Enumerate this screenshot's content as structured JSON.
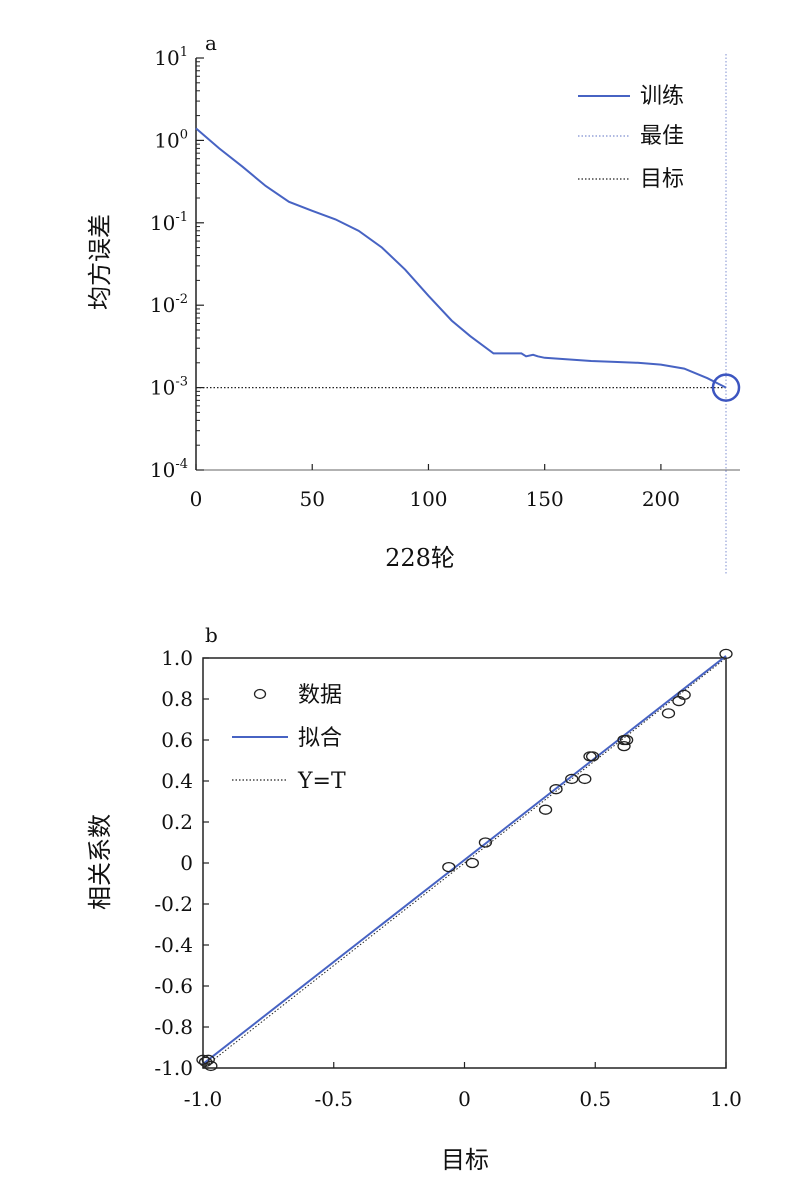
{
  "chart_data": [
    {
      "panel_label": "a",
      "type": "line",
      "yscale": "log",
      "ylabel": "均方误差",
      "xlabel": "228轮",
      "xlim": [
        0,
        228
      ],
      "ylim": [
        0.0001,
        10
      ],
      "x_ticks": [
        0,
        50,
        100,
        150,
        200
      ],
      "y_ticks": [
        {
          "value": 10,
          "base": "10",
          "exp": "1"
        },
        {
          "value": 1,
          "base": "10",
          "exp": "0"
        },
        {
          "value": 0.1,
          "base": "10",
          "exp": "-1"
        },
        {
          "value": 0.01,
          "base": "10",
          "exp": "-2"
        },
        {
          "value": 0.001,
          "base": "10",
          "exp": "-3"
        },
        {
          "value": 0.0001,
          "base": "10",
          "exp": "-4"
        }
      ],
      "legend": [
        {
          "label": "训练",
          "style": "solid",
          "color": "#4763c3"
        },
        {
          "label": "最佳",
          "style": "dotted",
          "color": "#7f8fd0"
        },
        {
          "label": "目标",
          "style": "dotted",
          "color": "#222222"
        }
      ],
      "series": [
        {
          "name": "训练",
          "x": [
            0,
            10,
            20,
            30,
            40,
            50,
            60,
            70,
            80,
            90,
            100,
            110,
            118,
            128,
            140,
            142,
            145,
            147,
            150,
            160,
            170,
            180,
            190,
            200,
            210,
            220,
            228
          ],
          "y": [
            1.4,
            0.8,
            0.48,
            0.28,
            0.18,
            0.14,
            0.11,
            0.08,
            0.05,
            0.027,
            0.013,
            0.0065,
            0.0042,
            0.0026,
            0.0026,
            0.0024,
            0.0025,
            0.0024,
            0.0023,
            0.0022,
            0.0021,
            0.00205,
            0.002,
            0.0019,
            0.0017,
            0.0013,
            0.001
          ]
        }
      ],
      "goal": 0.001,
      "best_epoch": 228,
      "best_value": 0.001
    },
    {
      "panel_label": "b",
      "type": "scatter",
      "ylabel": "相关系数",
      "xlabel": "目标",
      "xlim": [
        -1.0,
        1.0
      ],
      "ylim": [
        -1.0,
        1.0
      ],
      "x_ticks": [
        "-1.0",
        "-0.5",
        "0",
        "0.5",
        "1.0"
      ],
      "x_tick_values": [
        -1.0,
        -0.5,
        0,
        0.5,
        1.0
      ],
      "y_ticks": [
        "1.0",
        "0.8",
        "0.6",
        "0.4",
        "0.2",
        "0",
        "-0.2",
        "-0.4",
        "-0.6",
        "-0.8",
        "-1.0"
      ],
      "y_tick_values": [
        1.0,
        0.8,
        0.6,
        0.4,
        0.2,
        0,
        -0.2,
        -0.4,
        -0.6,
        -0.8,
        -1.0
      ],
      "legend": [
        {
          "label": "数据",
          "style": "circle"
        },
        {
          "label": "拟合",
          "style": "solid",
          "color": "#4763c3"
        },
        {
          "label": "Y=T",
          "style": "dotted",
          "color": "#222222"
        }
      ],
      "fit_line": {
        "x": [
          -1.0,
          1.0
        ],
        "y": [
          -0.98,
          1.01
        ]
      },
      "points": {
        "x": [
          -1.0,
          -0.99,
          -0.98,
          -0.97,
          -0.06,
          0.03,
          0.08,
          0.31,
          0.35,
          0.41,
          0.46,
          0.48,
          0.49,
          0.61,
          0.61,
          0.62,
          0.78,
          0.82,
          0.84,
          1.0
        ],
        "y": [
          -0.96,
          -0.97,
          -0.96,
          -0.99,
          -0.02,
          0.0,
          0.1,
          0.26,
          0.36,
          0.41,
          0.41,
          0.52,
          0.52,
          0.57,
          0.6,
          0.6,
          0.73,
          0.79,
          0.82,
          1.02
        ]
      }
    }
  ]
}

##########

Objective — Using the records above, retype everything exactly except the pictures.

Written answer —
Enumerate this screenshot's content as structured JSON.
{
  "chart_data": [
    {
      "panel_label": "a",
      "type": "line",
      "yscale": "log",
      "ylabel": "均方误差",
      "xlabel": "228轮",
      "xlim": [
        0,
        228
      ],
      "ylim": [
        0.0001,
        10
      ],
      "x_ticks": [
        0,
        50,
        100,
        150,
        200
      ],
      "y_ticks": [
        {
          "value": 10,
          "base": "10",
          "exp": "1"
        },
        {
          "value": 1,
          "base": "10",
          "exp": "0"
        },
        {
          "value": 0.1,
          "base": "10",
          "exp": "-1"
        },
        {
          "value": 0.01,
          "base": "10",
          "exp": "-2"
        },
        {
          "value": 0.001,
          "base": "10",
          "exp": "-3"
        },
        {
          "value": 0.0001,
          "base": "10",
          "exp": "-4"
        }
      ],
      "legend": [
        {
          "label": "训练",
          "style": "solid",
          "color": "#4763c3"
        },
        {
          "label": "最佳",
          "style": "dotted",
          "color": "#7f8fd0"
        },
        {
          "label": "目标",
          "style": "dotted",
          "color": "#222222"
        }
      ],
      "series": [
        {
          "name": "训练",
          "x": [
            0,
            10,
            20,
            30,
            40,
            50,
            60,
            70,
            80,
            90,
            100,
            110,
            118,
            128,
            140,
            142,
            145,
            147,
            150,
            160,
            170,
            180,
            190,
            200,
            210,
            220,
            228
          ],
          "y": [
            1.4,
            0.8,
            0.48,
            0.28,
            0.18,
            0.14,
            0.11,
            0.08,
            0.05,
            0.027,
            0.013,
            0.0065,
            0.0042,
            0.0026,
            0.0026,
            0.0024,
            0.0025,
            0.0024,
            0.0023,
            0.0022,
            0.0021,
            0.00205,
            0.002,
            0.0019,
            0.0017,
            0.0013,
            0.001
          ]
        }
      ],
      "goal": 0.001,
      "best_epoch": 228,
      "best_value": 0.001
    },
    {
      "panel_label": "b",
      "type": "scatter",
      "ylabel": "相关系数",
      "xlabel": "目标",
      "xlim": [
        -1.0,
        1.0
      ],
      "ylim": [
        -1.0,
        1.0
      ],
      "x_ticks": [
        "-1.0",
        "-0.5",
        "0",
        "0.5",
        "1.0"
      ],
      "x_tick_values": [
        -1.0,
        -0.5,
        0,
        0.5,
        1.0
      ],
      "y_ticks": [
        "1.0",
        "0.8",
        "0.6",
        "0.4",
        "0.2",
        "0",
        "-0.2",
        "-0.4",
        "-0.6",
        "-0.8",
        "-1.0"
      ],
      "y_tick_values": [
        1.0,
        0.8,
        0.6,
        0.4,
        0.2,
        0,
        -0.2,
        -0.4,
        -0.6,
        -0.8,
        -1.0
      ],
      "legend": [
        {
          "label": "数据",
          "style": "circle"
        },
        {
          "label": "拟合",
          "style": "solid",
          "color": "#4763c3"
        },
        {
          "label": "Y=T",
          "style": "dotted",
          "color": "#222222"
        }
      ],
      "fit_line": {
        "x": [
          -1.0,
          1.0
        ],
        "y": [
          -0.98,
          1.01
        ]
      },
      "points": {
        "x": [
          -1.0,
          -0.99,
          -0.98,
          -0.97,
          -0.06,
          0.03,
          0.08,
          0.31,
          0.35,
          0.41,
          0.46,
          0.48,
          0.49,
          0.61,
          0.61,
          0.62,
          0.78,
          0.82,
          0.84,
          1.0
        ],
        "y": [
          -0.96,
          -0.97,
          -0.96,
          -0.99,
          -0.02,
          0.0,
          0.1,
          0.26,
          0.36,
          0.41,
          0.41,
          0.52,
          0.52,
          0.57,
          0.6,
          0.6,
          0.73,
          0.79,
          0.82,
          1.02
        ]
      }
    }
  ]
}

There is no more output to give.